WHAT THIS TASK INVOLVES: Reproduce all the lines exactly as they stand, apart from the pictures.

Entries with figure data:

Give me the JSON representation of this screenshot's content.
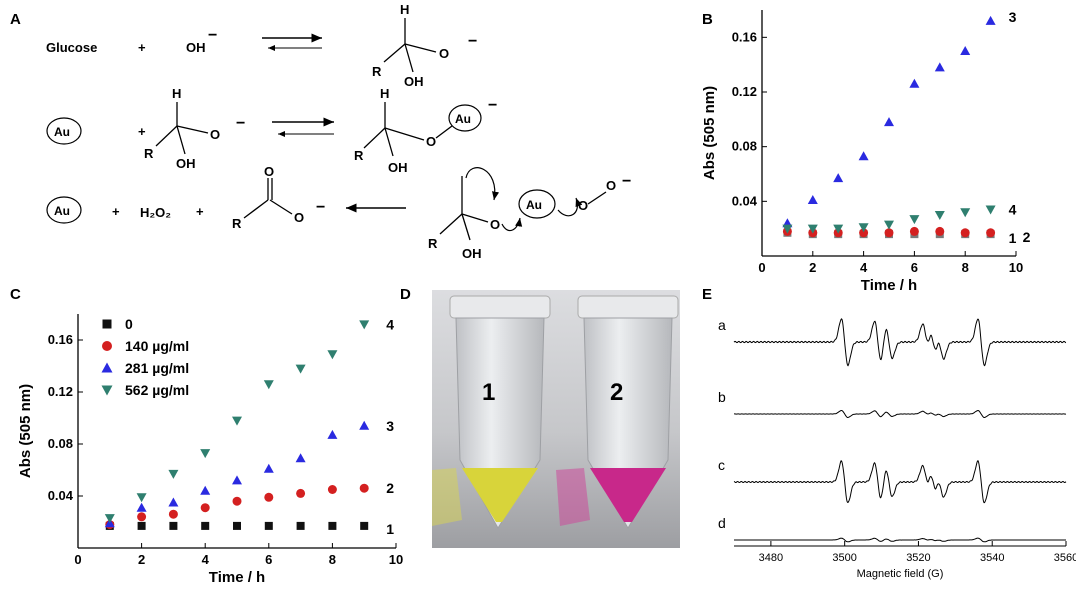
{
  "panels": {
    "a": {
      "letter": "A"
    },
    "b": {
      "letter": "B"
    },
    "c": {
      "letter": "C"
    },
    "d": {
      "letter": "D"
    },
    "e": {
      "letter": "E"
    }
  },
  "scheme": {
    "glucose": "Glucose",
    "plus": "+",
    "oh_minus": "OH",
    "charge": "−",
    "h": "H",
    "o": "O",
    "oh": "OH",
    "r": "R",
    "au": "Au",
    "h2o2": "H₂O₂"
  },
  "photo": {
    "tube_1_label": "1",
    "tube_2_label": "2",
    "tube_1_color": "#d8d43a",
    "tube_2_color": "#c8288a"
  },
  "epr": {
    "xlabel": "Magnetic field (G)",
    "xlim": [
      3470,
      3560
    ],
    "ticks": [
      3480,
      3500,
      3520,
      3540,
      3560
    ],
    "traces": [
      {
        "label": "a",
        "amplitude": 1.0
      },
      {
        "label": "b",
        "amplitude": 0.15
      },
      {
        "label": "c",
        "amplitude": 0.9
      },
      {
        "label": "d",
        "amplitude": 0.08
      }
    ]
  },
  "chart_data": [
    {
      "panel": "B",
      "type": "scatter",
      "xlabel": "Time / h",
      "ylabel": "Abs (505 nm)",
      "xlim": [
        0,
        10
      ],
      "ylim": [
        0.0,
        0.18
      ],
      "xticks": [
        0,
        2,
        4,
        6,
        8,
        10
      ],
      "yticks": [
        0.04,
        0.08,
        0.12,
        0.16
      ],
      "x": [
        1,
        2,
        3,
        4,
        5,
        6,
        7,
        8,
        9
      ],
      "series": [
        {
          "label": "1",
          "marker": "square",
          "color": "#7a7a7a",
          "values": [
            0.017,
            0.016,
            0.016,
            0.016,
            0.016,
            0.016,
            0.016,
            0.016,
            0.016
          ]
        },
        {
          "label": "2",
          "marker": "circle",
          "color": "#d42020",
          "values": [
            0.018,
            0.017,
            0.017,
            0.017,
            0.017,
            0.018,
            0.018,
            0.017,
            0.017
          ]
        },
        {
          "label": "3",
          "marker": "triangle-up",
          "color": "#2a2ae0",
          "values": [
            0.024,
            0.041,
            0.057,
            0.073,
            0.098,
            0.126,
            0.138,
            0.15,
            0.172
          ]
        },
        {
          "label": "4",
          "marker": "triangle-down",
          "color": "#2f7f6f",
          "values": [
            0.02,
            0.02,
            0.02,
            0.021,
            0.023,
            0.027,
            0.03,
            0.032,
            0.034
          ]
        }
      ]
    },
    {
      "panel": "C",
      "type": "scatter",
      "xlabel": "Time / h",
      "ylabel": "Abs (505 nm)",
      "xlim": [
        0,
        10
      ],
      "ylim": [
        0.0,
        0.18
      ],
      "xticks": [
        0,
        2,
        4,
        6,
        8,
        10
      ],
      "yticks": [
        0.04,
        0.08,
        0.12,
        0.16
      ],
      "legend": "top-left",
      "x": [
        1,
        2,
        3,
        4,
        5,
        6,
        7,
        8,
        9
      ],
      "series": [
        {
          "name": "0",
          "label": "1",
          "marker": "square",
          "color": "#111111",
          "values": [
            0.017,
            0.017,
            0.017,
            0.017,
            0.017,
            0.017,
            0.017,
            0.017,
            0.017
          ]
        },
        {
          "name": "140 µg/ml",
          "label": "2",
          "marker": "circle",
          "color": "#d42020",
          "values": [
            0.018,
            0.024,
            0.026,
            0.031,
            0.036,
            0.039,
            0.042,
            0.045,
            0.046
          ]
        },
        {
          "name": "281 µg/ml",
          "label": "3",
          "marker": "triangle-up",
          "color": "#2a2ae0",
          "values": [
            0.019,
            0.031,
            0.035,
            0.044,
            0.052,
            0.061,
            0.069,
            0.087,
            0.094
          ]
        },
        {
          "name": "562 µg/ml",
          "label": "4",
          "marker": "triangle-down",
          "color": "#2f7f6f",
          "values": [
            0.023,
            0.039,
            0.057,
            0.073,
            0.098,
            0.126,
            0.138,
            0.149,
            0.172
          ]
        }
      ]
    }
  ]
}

SOLUTION FOR THIS EXERCISE:
Give me the JSON representation of this screenshot's content.
{
  "panels": {
    "a": {
      "letter": "A"
    },
    "b": {
      "letter": "B"
    },
    "c": {
      "letter": "C"
    },
    "d": {
      "letter": "D"
    },
    "e": {
      "letter": "E"
    }
  },
  "scheme": {
    "glucose": "Glucose",
    "plus": "+",
    "oh_minus": "OH",
    "charge": "−",
    "h": "H",
    "o": "O",
    "oh": "OH",
    "r": "R",
    "au": "Au",
    "h2o2": "H₂O₂"
  },
  "photo": {
    "tube_1_label": "1",
    "tube_2_label": "2",
    "tube_1_color": "#d8d43a",
    "tube_2_color": "#c8288a"
  },
  "epr": {
    "xlabel": "Magnetic field (G)",
    "xlim": [
      3470,
      3560
    ],
    "ticks": [
      3480,
      3500,
      3520,
      3540,
      3560
    ],
    "traces": [
      {
        "label": "a",
        "amplitude": 1.0
      },
      {
        "label": "b",
        "amplitude": 0.15
      },
      {
        "label": "c",
        "amplitude": 0.9
      },
      {
        "label": "d",
        "amplitude": 0.08
      }
    ]
  },
  "chart_data": [
    {
      "panel": "B",
      "type": "scatter",
      "xlabel": "Time / h",
      "ylabel": "Abs (505 nm)",
      "xlim": [
        0,
        10
      ],
      "ylim": [
        0.0,
        0.18
      ],
      "xticks": [
        0,
        2,
        4,
        6,
        8,
        10
      ],
      "yticks": [
        0.04,
        0.08,
        0.12,
        0.16
      ],
      "x": [
        1,
        2,
        3,
        4,
        5,
        6,
        7,
        8,
        9
      ],
      "series": [
        {
          "label": "1",
          "marker": "square",
          "color": "#7a7a7a",
          "values": [
            0.017,
            0.016,
            0.016,
            0.016,
            0.016,
            0.016,
            0.016,
            0.016,
            0.016
          ]
        },
        {
          "label": "2",
          "marker": "circle",
          "color": "#d42020",
          "values": [
            0.018,
            0.017,
            0.017,
            0.017,
            0.017,
            0.018,
            0.018,
            0.017,
            0.017
          ]
        },
        {
          "label": "3",
          "marker": "triangle-up",
          "color": "#2a2ae0",
          "values": [
            0.024,
            0.041,
            0.057,
            0.073,
            0.098,
            0.126,
            0.138,
            0.15,
            0.172
          ]
        },
        {
          "label": "4",
          "marker": "triangle-down",
          "color": "#2f7f6f",
          "values": [
            0.02,
            0.02,
            0.02,
            0.021,
            0.023,
            0.027,
            0.03,
            0.032,
            0.034
          ]
        }
      ]
    },
    {
      "panel": "C",
      "type": "scatter",
      "xlabel": "Time / h",
      "ylabel": "Abs (505 nm)",
      "xlim": [
        0,
        10
      ],
      "ylim": [
        0.0,
        0.18
      ],
      "xticks": [
        0,
        2,
        4,
        6,
        8,
        10
      ],
      "yticks": [
        0.04,
        0.08,
        0.12,
        0.16
      ],
      "legend": "top-left",
      "x": [
        1,
        2,
        3,
        4,
        5,
        6,
        7,
        8,
        9
      ],
      "series": [
        {
          "name": "0",
          "label": "1",
          "marker": "square",
          "color": "#111111",
          "values": [
            0.017,
            0.017,
            0.017,
            0.017,
            0.017,
            0.017,
            0.017,
            0.017,
            0.017
          ]
        },
        {
          "name": "140 µg/ml",
          "label": "2",
          "marker": "circle",
          "color": "#d42020",
          "values": [
            0.018,
            0.024,
            0.026,
            0.031,
            0.036,
            0.039,
            0.042,
            0.045,
            0.046
          ]
        },
        {
          "name": "281 µg/ml",
          "label": "3",
          "marker": "triangle-up",
          "color": "#2a2ae0",
          "values": [
            0.019,
            0.031,
            0.035,
            0.044,
            0.052,
            0.061,
            0.069,
            0.087,
            0.094
          ]
        },
        {
          "name": "562 µg/ml",
          "label": "4",
          "marker": "triangle-down",
          "color": "#2f7f6f",
          "values": [
            0.023,
            0.039,
            0.057,
            0.073,
            0.098,
            0.126,
            0.138,
            0.149,
            0.172
          ]
        }
      ]
    }
  ]
}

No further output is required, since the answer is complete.